● **Given request**: Leave out the pictures and copy everything else below exactly.

● ● ● ● ●

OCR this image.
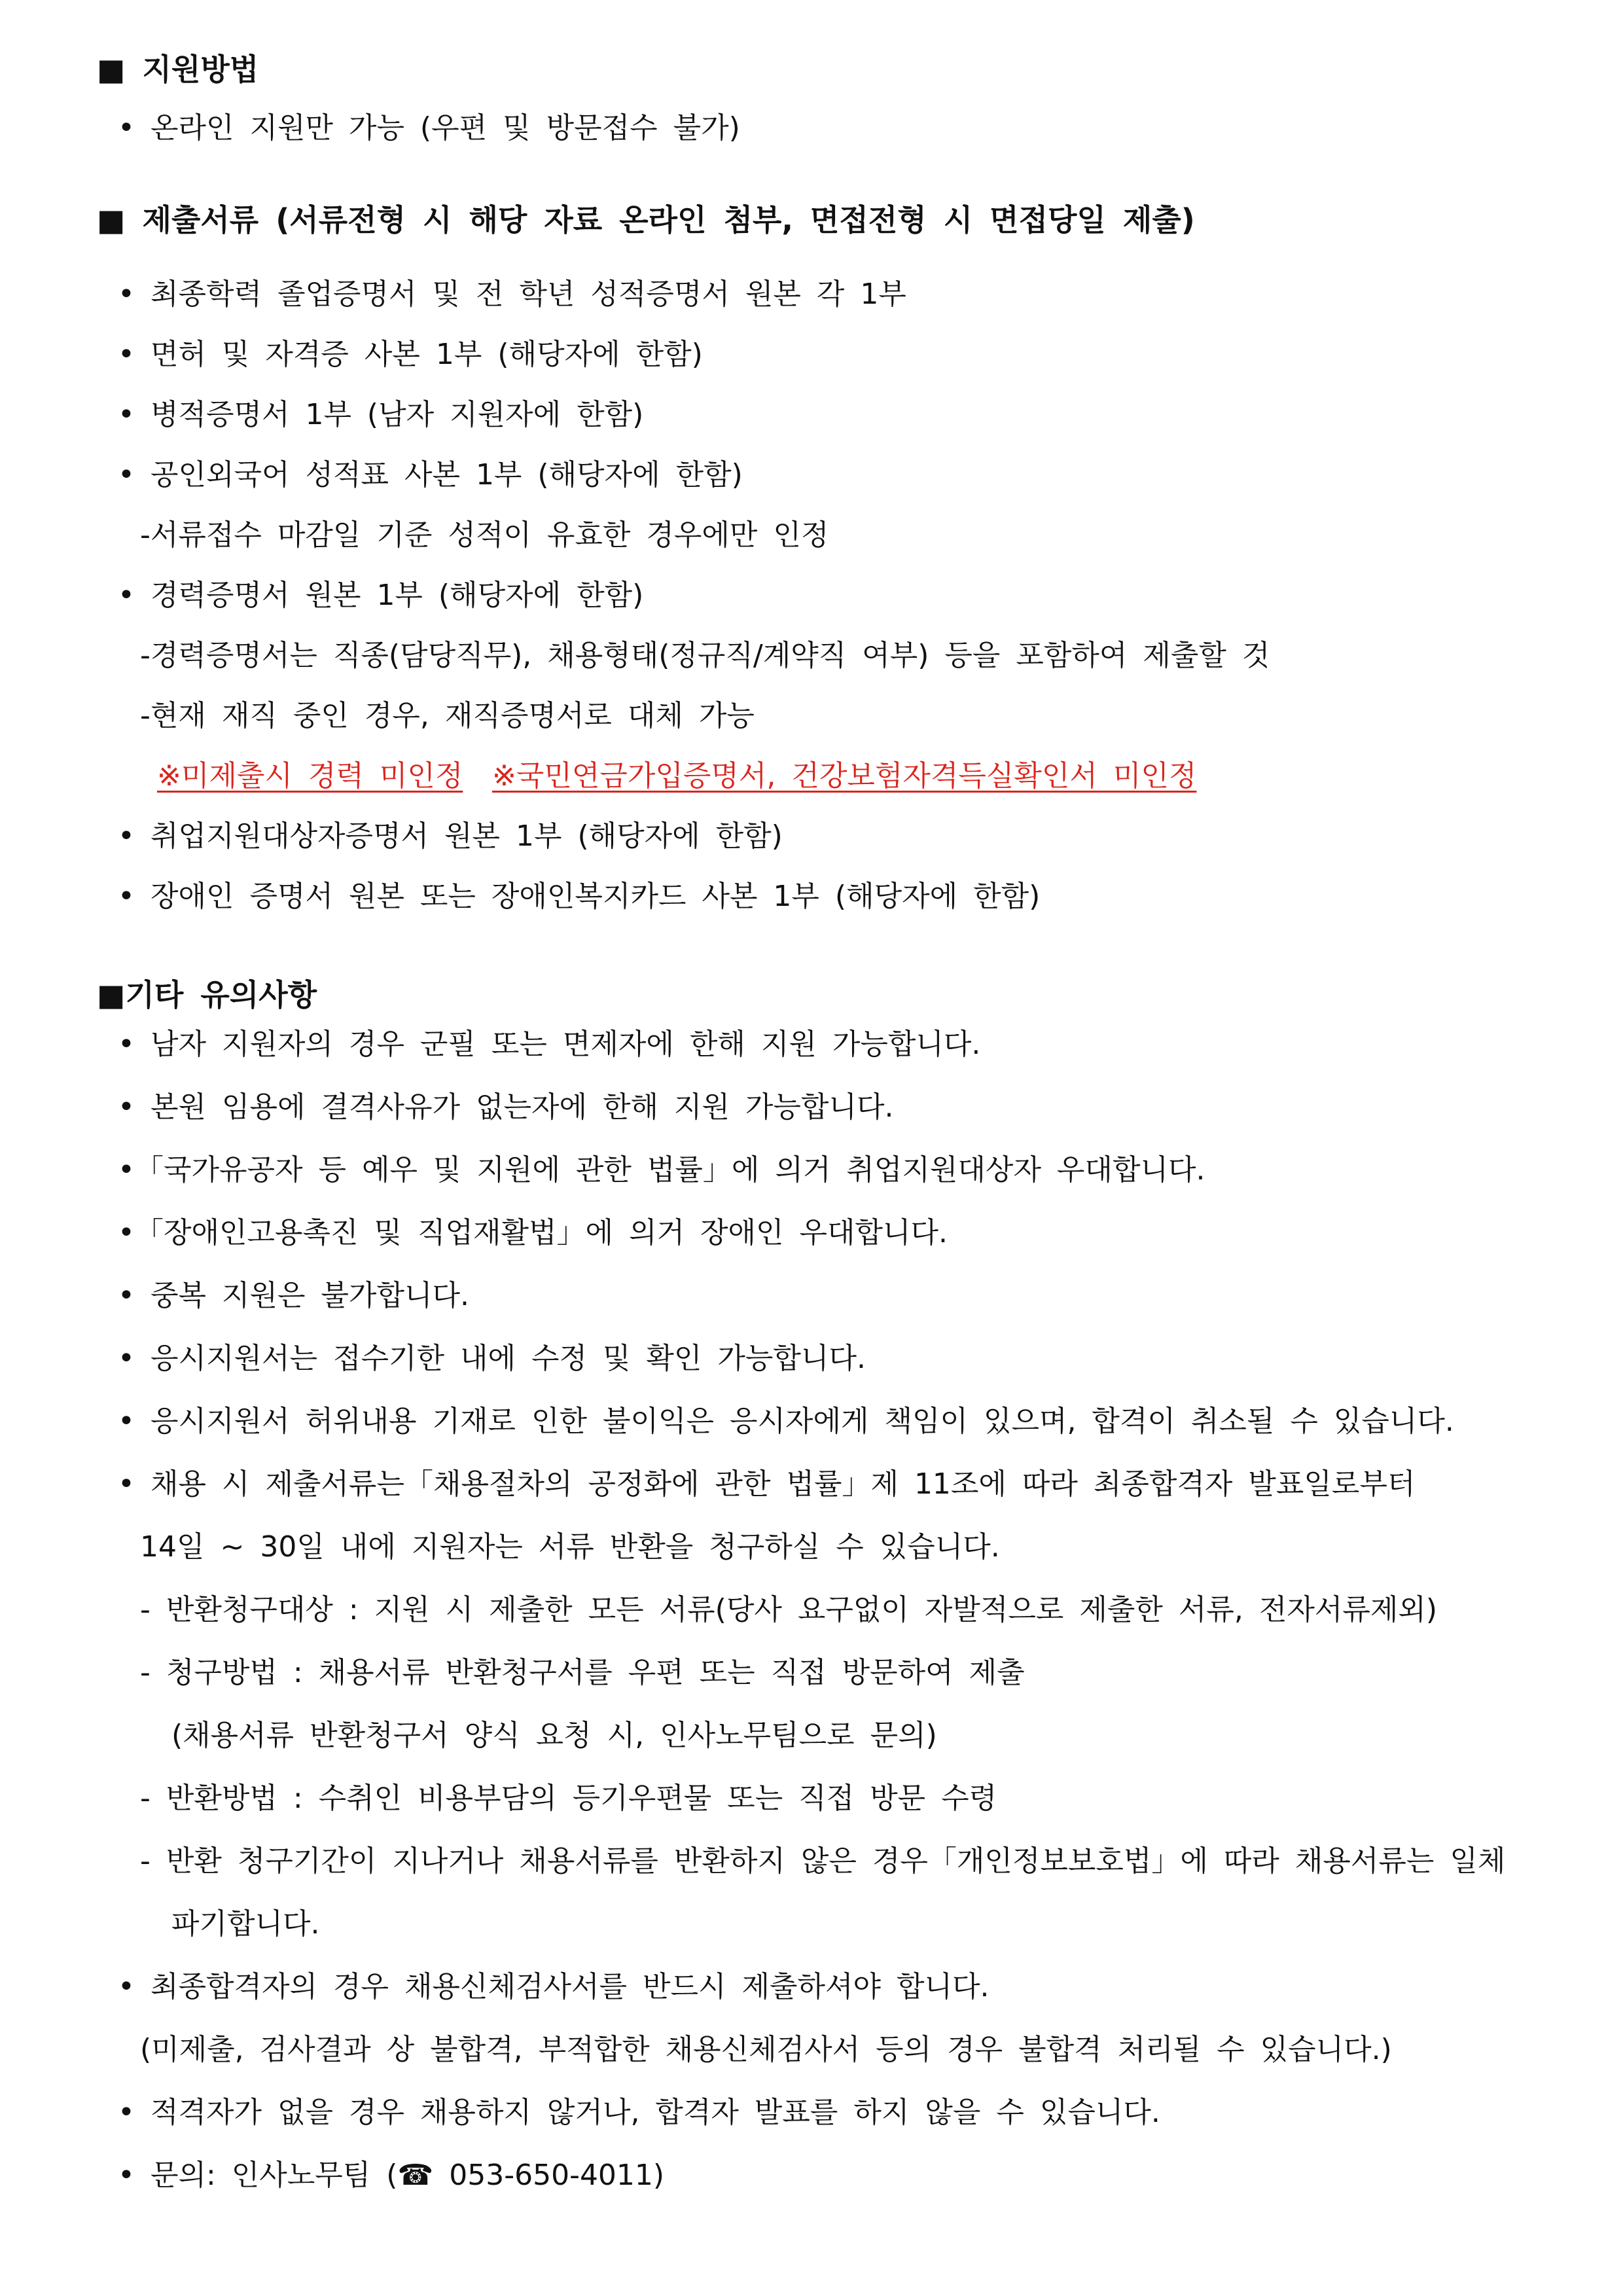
■ 지원방법
• 온라인 지원만 가능 (우편 및 방문접수 불가)
■ 제출서류 (서류전형 시 해당 자료 온라인 첨부, 면접전형 시 면접당일 제출)
• 최종학력 졸업증명서 및 전 학년 성적증명서 원본 각 1부
• 면허 및 자격증 사본 1부 (해당자에 한함)
• 병적증명서 1부 (남자 지원자에 한함)
• 공인외국어 성적표 사본 1부 (해당자에 한함)
-서류접수 마감일 기준 성적이 유효한 경우에만 인정
• 경력증명서 원본 1부 (해당자에 한함)
-경력증명서는 직종(담당직무), 채용형태(정규직/계약직 여부) 등을 포함하여 제출할 것
-현재 재직 중인 경우, 재직증명서로 대체 가능
※미제출시 경력 미인정 ※국민연금가입증명서, 건강보험자격득실확인서 미인정
• 취업지원대상자증명서 원본 1부 (해당자에 한함)
• 장애인 증명서 원본 또는 장애인복지카드 사본 1부 (해당자에 한함)
■기타 유의사항
• 남자 지원자의 경우 군필 또는 면제자에 한해 지원 가능합니다.
• 본원 임용에 결격사유가 없는자에 한해 지원 가능합니다.
•「국가유공자 등 예우 및 지원에 관한 법률」에 의거 취업지원대상자 우대합니다.
•「장애인고용촉진 및 직업재활법」에 의거 장애인 우대합니다.
• 중복 지원은 불가합니다.
• 응시지원서는 접수기한 내에 수정 및 확인 가능합니다.
• 응시지원서 허위내용 기재로 인한 불이익은 응시자에게 책임이 있으며, 합격이 취소될 수 있습니다.
• 채용 시 제출서류는「채용절차의 공정화에 관한 법률」제 11조에 따라 최종합격자 발표일로부터
14일 ~ 30일 내에 지원자는 서류 반환을 청구하실 수 있습니다.
- 반환청구대상 : 지원 시 제출한 모든 서류(당사 요구없이 자발적으로 제출한 서류, 전자서류제외)
- 청구방법 : 채용서류 반환청구서를 우편 또는 직접 방문하여 제출
(채용서류 반환청구서 양식 요청 시, 인사노무팀으로 문의)
- 반환방법 : 수취인 비용부담의 등기우편물 또는 직접 방문 수령
- 반환 청구기간이 지나거나 채용서류를 반환하지 않은 경우「개인정보보호법」에 따라 채용서류는 일체
파기합니다.
• 최종합격자의 경우 채용신체검사서를 반드시 제출하셔야 합니다.
(미제출, 검사결과 상 불합격, 부적합한 채용신체검사서 등의 경우 불합격 처리될 수 있습니다.)
• 적격자가 없을 경우 채용하지 않거나, 합격자 발표를 하지 않을 수 있습니다.
• 문의: 인사노무팀 (☎ 053-650-4011)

● ● ● ● ●

● **Reply to the exercise**:
OCR this image.
■ 지원방법
• 온라인 지원만 가능 (우편 및 방문접수 불가)
■ 제출서류 (서류전형 시 해당 자료 온라인 첨부, 면접전형 시 면접당일 제출)
• 최종학력 졸업증명서 및 전 학년 성적증명서 원본 각 1부
• 면허 및 자격증 사본 1부 (해당자에 한함)
• 병적증명서 1부 (남자 지원자에 한함)
• 공인외국어 성적표 사본 1부 (해당자에 한함)
-서류접수 마감일 기준 성적이 유효한 경우에만 인정
• 경력증명서 원본 1부 (해당자에 한함)
-경력증명서는 직종(담당직무), 채용형태(정규직/계약직 여부) 등을 포함하여 제출할 것
-현재 재직 중인 경우, 재직증명서로 대체 가능
※미제출시 경력 미인정 ※국민연금가입증명서, 건강보험자격득실확인서 미인정
• 취업지원대상자증명서 원본 1부 (해당자에 한함)
• 장애인 증명서 원본 또는 장애인복지카드 사본 1부 (해당자에 한함)
■기타 유의사항
• 남자 지원자의 경우 군필 또는 면제자에 한해 지원 가능합니다.
• 본원 임용에 결격사유가 없는자에 한해 지원 가능합니다.
•「국가유공자 등 예우 및 지원에 관한 법률」에 의거 취업지원대상자 우대합니다.
•「장애인고용촉진 및 직업재활법」에 의거 장애인 우대합니다.
• 중복 지원은 불가합니다.
• 응시지원서는 접수기한 내에 수정 및 확인 가능합니다.
• 응시지원서 허위내용 기재로 인한 불이익은 응시자에게 책임이 있으며, 합격이 취소될 수 있습니다.
• 채용 시 제출서류는「채용절차의 공정화에 관한 법률」제 11조에 따라 최종합격자 발표일로부터
14일 ~ 30일 내에 지원자는 서류 반환을 청구하실 수 있습니다.
- 반환청구대상 : 지원 시 제출한 모든 서류(당사 요구없이 자발적으로 제출한 서류, 전자서류제외)
- 청구방법 : 채용서류 반환청구서를 우편 또는 직접 방문하여 제출
(채용서류 반환청구서 양식 요청 시, 인사노무팀으로 문의)
- 반환방법 : 수취인 비용부담의 등기우편물 또는 직접 방문 수령
- 반환 청구기간이 지나거나 채용서류를 반환하지 않은 경우「개인정보보호법」에 따라 채용서류는 일체
파기합니다.
• 최종합격자의 경우 채용신체검사서를 반드시 제출하셔야 합니다.
(미제출, 검사결과 상 불합격, 부적합한 채용신체검사서 등의 경우 불합격 처리될 수 있습니다.)
• 적격자가 없을 경우 채용하지 않거나, 합격자 발표를 하지 않을 수 있습니다.
• 문의: 인사노무팀 (☎ 053-650-4011)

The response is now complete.